Given problem:
Reproduce the listing below in its entirety. Change nothing.

Source records:
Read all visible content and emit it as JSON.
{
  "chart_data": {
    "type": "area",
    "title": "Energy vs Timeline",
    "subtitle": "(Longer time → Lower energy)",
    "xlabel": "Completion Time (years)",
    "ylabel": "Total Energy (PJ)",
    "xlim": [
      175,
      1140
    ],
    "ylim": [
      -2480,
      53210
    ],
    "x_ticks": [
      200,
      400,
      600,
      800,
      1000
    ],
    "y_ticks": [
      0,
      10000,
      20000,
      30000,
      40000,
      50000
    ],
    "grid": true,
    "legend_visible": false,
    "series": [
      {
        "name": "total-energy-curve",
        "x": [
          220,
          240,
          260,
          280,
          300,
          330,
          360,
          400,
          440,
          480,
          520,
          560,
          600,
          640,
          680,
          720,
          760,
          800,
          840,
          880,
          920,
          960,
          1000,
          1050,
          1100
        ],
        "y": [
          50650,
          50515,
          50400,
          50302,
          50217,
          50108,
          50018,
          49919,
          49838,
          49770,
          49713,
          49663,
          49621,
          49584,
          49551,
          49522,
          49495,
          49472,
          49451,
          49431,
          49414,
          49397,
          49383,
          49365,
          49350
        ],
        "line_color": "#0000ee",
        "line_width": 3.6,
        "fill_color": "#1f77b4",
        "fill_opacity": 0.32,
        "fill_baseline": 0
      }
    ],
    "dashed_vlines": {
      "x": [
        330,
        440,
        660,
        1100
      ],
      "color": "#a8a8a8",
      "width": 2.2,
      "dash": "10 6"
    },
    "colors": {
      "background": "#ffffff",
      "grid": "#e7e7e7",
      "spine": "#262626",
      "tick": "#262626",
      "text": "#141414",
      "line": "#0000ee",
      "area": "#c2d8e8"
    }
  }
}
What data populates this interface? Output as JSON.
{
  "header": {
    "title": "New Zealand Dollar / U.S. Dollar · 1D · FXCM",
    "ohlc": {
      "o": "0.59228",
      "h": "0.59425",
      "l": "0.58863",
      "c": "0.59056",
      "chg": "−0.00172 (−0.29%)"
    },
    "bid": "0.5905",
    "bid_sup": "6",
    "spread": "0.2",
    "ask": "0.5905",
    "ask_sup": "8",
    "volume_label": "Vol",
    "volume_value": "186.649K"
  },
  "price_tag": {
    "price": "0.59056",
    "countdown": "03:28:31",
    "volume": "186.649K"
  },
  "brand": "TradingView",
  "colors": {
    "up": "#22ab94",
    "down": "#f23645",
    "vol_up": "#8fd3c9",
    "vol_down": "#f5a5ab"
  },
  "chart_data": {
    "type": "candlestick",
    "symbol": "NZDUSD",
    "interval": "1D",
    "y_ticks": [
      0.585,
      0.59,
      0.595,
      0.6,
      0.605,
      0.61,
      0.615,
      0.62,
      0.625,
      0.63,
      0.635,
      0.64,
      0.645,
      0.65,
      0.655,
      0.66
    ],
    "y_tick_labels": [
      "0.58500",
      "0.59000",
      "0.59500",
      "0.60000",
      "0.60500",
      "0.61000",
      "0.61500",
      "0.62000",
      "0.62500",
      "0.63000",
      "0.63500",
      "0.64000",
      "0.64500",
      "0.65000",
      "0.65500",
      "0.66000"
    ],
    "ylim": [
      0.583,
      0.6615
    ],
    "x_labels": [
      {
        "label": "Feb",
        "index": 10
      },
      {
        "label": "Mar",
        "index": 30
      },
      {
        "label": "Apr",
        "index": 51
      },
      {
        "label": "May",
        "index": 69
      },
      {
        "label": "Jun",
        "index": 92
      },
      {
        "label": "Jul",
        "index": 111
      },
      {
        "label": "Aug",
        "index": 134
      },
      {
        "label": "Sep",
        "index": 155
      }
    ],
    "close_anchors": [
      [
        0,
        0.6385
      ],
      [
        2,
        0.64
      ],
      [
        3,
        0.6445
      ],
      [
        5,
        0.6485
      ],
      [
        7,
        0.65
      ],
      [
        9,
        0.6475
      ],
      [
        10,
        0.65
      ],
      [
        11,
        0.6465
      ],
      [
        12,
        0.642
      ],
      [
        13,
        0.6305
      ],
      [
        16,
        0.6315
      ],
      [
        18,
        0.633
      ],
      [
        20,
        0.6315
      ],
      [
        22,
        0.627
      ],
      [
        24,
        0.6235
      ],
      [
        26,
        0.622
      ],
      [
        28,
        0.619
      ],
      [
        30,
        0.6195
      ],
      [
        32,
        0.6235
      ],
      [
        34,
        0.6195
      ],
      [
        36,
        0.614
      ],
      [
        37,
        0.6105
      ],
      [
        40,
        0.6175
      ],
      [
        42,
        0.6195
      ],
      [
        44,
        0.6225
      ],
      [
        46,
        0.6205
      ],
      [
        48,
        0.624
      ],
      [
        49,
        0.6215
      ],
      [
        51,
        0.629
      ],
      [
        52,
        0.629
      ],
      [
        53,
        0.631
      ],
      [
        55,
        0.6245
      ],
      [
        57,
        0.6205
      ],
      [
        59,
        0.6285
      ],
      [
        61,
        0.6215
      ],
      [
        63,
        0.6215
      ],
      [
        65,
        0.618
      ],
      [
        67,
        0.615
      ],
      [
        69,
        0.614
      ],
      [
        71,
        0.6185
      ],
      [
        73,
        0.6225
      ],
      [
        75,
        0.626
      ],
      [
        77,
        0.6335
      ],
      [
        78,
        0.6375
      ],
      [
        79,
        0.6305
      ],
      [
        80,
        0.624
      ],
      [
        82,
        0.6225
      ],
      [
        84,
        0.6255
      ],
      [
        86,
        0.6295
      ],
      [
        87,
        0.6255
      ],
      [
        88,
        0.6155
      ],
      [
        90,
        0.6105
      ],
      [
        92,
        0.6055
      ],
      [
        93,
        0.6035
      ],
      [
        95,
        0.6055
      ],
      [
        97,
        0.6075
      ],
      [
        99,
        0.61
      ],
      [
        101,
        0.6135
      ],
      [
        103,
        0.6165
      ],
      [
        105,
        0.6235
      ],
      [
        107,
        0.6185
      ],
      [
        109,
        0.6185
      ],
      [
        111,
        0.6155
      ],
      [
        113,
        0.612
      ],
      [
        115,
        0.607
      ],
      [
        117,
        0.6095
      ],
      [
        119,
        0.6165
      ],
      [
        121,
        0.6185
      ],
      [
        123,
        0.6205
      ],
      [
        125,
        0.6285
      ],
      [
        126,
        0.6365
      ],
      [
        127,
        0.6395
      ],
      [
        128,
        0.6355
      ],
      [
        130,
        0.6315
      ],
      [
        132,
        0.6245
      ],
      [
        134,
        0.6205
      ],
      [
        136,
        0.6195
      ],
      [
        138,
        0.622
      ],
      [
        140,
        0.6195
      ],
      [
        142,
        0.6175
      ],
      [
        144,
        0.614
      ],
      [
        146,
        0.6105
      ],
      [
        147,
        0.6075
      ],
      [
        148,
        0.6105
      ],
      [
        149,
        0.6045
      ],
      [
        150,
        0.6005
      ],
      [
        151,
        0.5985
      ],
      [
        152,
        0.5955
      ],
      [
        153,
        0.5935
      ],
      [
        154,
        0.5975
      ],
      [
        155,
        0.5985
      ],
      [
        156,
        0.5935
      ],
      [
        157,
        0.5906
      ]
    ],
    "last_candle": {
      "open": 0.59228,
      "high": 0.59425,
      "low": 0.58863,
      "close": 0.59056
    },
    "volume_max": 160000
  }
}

Output for this task:
Read all visible content and emit it as JSON.
{
  "chart_data": {
    "type": "area",
    "title": "Energy vs Timeline",
    "subtitle": "(Longer time → Lower energy)",
    "xlabel": "Completion Time (years)",
    "ylabel": "Total Energy (PJ)",
    "xlim": [
      175,
      1140
    ],
    "ylim": [
      -2480,
      53210
    ],
    "x_ticks": [
      200,
      400,
      600,
      800,
      1000
    ],
    "y_ticks": [
      0,
      10000,
      20000,
      30000,
      40000,
      50000
    ],
    "grid": true,
    "legend_visible": false,
    "series": [
      {
        "name": "total-energy-curve",
        "x": [
          220,
          240,
          260,
          280,
          300,
          330,
          360,
          400,
          440,
          480,
          520,
          560,
          600,
          640,
          680,
          720,
          760,
          800,
          840,
          880,
          920,
          960,
          1000,
          1050,
          1100
        ],
        "y": [
          50650,
          50515,
          50400,
          50302,
          50217,
          50108,
          50018,
          49919,
          49838,
          49770,
          49713,
          49663,
          49621,
          49584,
          49551,
          49522,
          49495,
          49472,
          49451,
          49431,
          49414,
          49397,
          49383,
          49365,
          49350
        ],
        "line_color": "#0000ee",
        "line_width": 3.6,
        "fill_color": "#1f77b4",
        "fill_opacity": 0.32,
        "fill_baseline": 0
      }
    ],
    "dashed_vlines": {
      "x": [
        330,
        440,
        660,
        1100
      ],
      "color": "#a8a8a8",
      "width": 2.2,
      "dash": "10 6"
    },
    "colors": {
      "background": "#ffffff",
      "grid": "#e7e7e7",
      "spine": "#262626",
      "tick": "#262626",
      "text": "#141414",
      "line": "#0000ee",
      "area": "#c2d8e8"
    }
  }
}
What data populates this interface? Output as JSON.
{
  "header": {
    "title": "New Zealand Dollar / U.S. Dollar · 1D · FXCM",
    "ohlc": {
      "o": "0.59228",
      "h": "0.59425",
      "l": "0.58863",
      "c": "0.59056",
      "chg": "−0.00172 (−0.29%)"
    },
    "bid": "0.5905",
    "bid_sup": "6",
    "spread": "0.2",
    "ask": "0.5905",
    "ask_sup": "8",
    "volume_label": "Vol",
    "volume_value": "186.649K"
  },
  "price_tag": {
    "price": "0.59056",
    "countdown": "03:28:31",
    "volume": "186.649K"
  },
  "brand": "TradingView",
  "colors": {
    "up": "#22ab94",
    "down": "#f23645",
    "vol_up": "#8fd3c9",
    "vol_down": "#f5a5ab"
  },
  "chart_data": {
    "type": "candlestick",
    "symbol": "NZDUSD",
    "interval": "1D",
    "y_ticks": [
      0.585,
      0.59,
      0.595,
      0.6,
      0.605,
      0.61,
      0.615,
      0.62,
      0.625,
      0.63,
      0.635,
      0.64,
      0.645,
      0.65,
      0.655,
      0.66
    ],
    "y_tick_labels": [
      "0.58500",
      "0.59000",
      "0.59500",
      "0.60000",
      "0.60500",
      "0.61000",
      "0.61500",
      "0.62000",
      "0.62500",
      "0.63000",
      "0.63500",
      "0.64000",
      "0.64500",
      "0.65000",
      "0.65500",
      "0.66000"
    ],
    "ylim": [
      0.583,
      0.6615
    ],
    "x_labels": [
      {
        "label": "Feb",
        "index": 10
      },
      {
        "label": "Mar",
        "index": 30
      },
      {
        "label": "Apr",
        "index": 51
      },
      {
        "label": "May",
        "index": 69
      },
      {
        "label": "Jun",
        "index": 92
      },
      {
        "label": "Jul",
        "index": 111
      },
      {
        "label": "Aug",
        "index": 134
      },
      {
        "label": "Sep",
        "index": 155
      }
    ],
    "close_anchors": [
      [
        0,
        0.6385
      ],
      [
        2,
        0.64
      ],
      [
        3,
        0.6445
      ],
      [
        5,
        0.6485
      ],
      [
        7,
        0.65
      ],
      [
        9,
        0.6475
      ],
      [
        10,
        0.65
      ],
      [
        11,
        0.6465
      ],
      [
        12,
        0.642
      ],
      [
        13,
        0.6305
      ],
      [
        16,
        0.6315
      ],
      [
        18,
        0.633
      ],
      [
        20,
        0.6315
      ],
      [
        22,
        0.627
      ],
      [
        24,
        0.6235
      ],
      [
        26,
        0.622
      ],
      [
        28,
        0.619
      ],
      [
        30,
        0.6195
      ],
      [
        32,
        0.6235
      ],
      [
        34,
        0.6195
      ],
      [
        36,
        0.614
      ],
      [
        37,
        0.6105
      ],
      [
        40,
        0.6175
      ],
      [
        42,
        0.6195
      ],
      [
        44,
        0.6225
      ],
      [
        46,
        0.6205
      ],
      [
        48,
        0.624
      ],
      [
        49,
        0.6215
      ],
      [
        51,
        0.629
      ],
      [
        52,
        0.629
      ],
      [
        53,
        0.631
      ],
      [
        55,
        0.6245
      ],
      [
        57,
        0.6205
      ],
      [
        59,
        0.6285
      ],
      [
        61,
        0.6215
      ],
      [
        63,
        0.6215
      ],
      [
        65,
        0.618
      ],
      [
        67,
        0.615
      ],
      [
        69,
        0.614
      ],
      [
        71,
        0.6185
      ],
      [
        73,
        0.6225
      ],
      [
        75,
        0.626
      ],
      [
        77,
        0.6335
      ],
      [
        78,
        0.6375
      ],
      [
        79,
        0.6305
      ],
      [
        80,
        0.624
      ],
      [
        82,
        0.6225
      ],
      [
        84,
        0.6255
      ],
      [
        86,
        0.6295
      ],
      [
        87,
        0.6255
      ],
      [
        88,
        0.6155
      ],
      [
        90,
        0.6105
      ],
      [
        92,
        0.6055
      ],
      [
        93,
        0.6035
      ],
      [
        95,
        0.6055
      ],
      [
        97,
        0.6075
      ],
      [
        99,
        0.61
      ],
      [
        101,
        0.6135
      ],
      [
        103,
        0.6165
      ],
      [
        105,
        0.6235
      ],
      [
        107,
        0.6185
      ],
      [
        109,
        0.6185
      ],
      [
        111,
        0.6155
      ],
      [
        113,
        0.612
      ],
      [
        115,
        0.607
      ],
      [
        117,
        0.6095
      ],
      [
        119,
        0.6165
      ],
      [
        121,
        0.6185
      ],
      [
        123,
        0.6205
      ],
      [
        125,
        0.6285
      ],
      [
        126,
        0.6365
      ],
      [
        127,
        0.6395
      ],
      [
        128,
        0.6355
      ],
      [
        130,
        0.6315
      ],
      [
        132,
        0.6245
      ],
      [
        134,
        0.6205
      ],
      [
        136,
        0.6195
      ],
      [
        138,
        0.622
      ],
      [
        140,
        0.6195
      ],
      [
        142,
        0.6175
      ],
      [
        144,
        0.614
      ],
      [
        146,
        0.6105
      ],
      [
        147,
        0.6075
      ],
      [
        148,
        0.6105
      ],
      [
        149,
        0.6045
      ],
      [
        150,
        0.6005
      ],
      [
        151,
        0.5985
      ],
      [
        152,
        0.5955
      ],
      [
        153,
        0.5935
      ],
      [
        154,
        0.5975
      ],
      [
        155,
        0.5985
      ],
      [
        156,
        0.5935
      ],
      [
        157,
        0.5906
      ]
    ],
    "last_candle": {
      "open": 0.59228,
      "high": 0.59425,
      "low": 0.58863,
      "close": 0.59056
    },
    "volume_max": 160000
  }
}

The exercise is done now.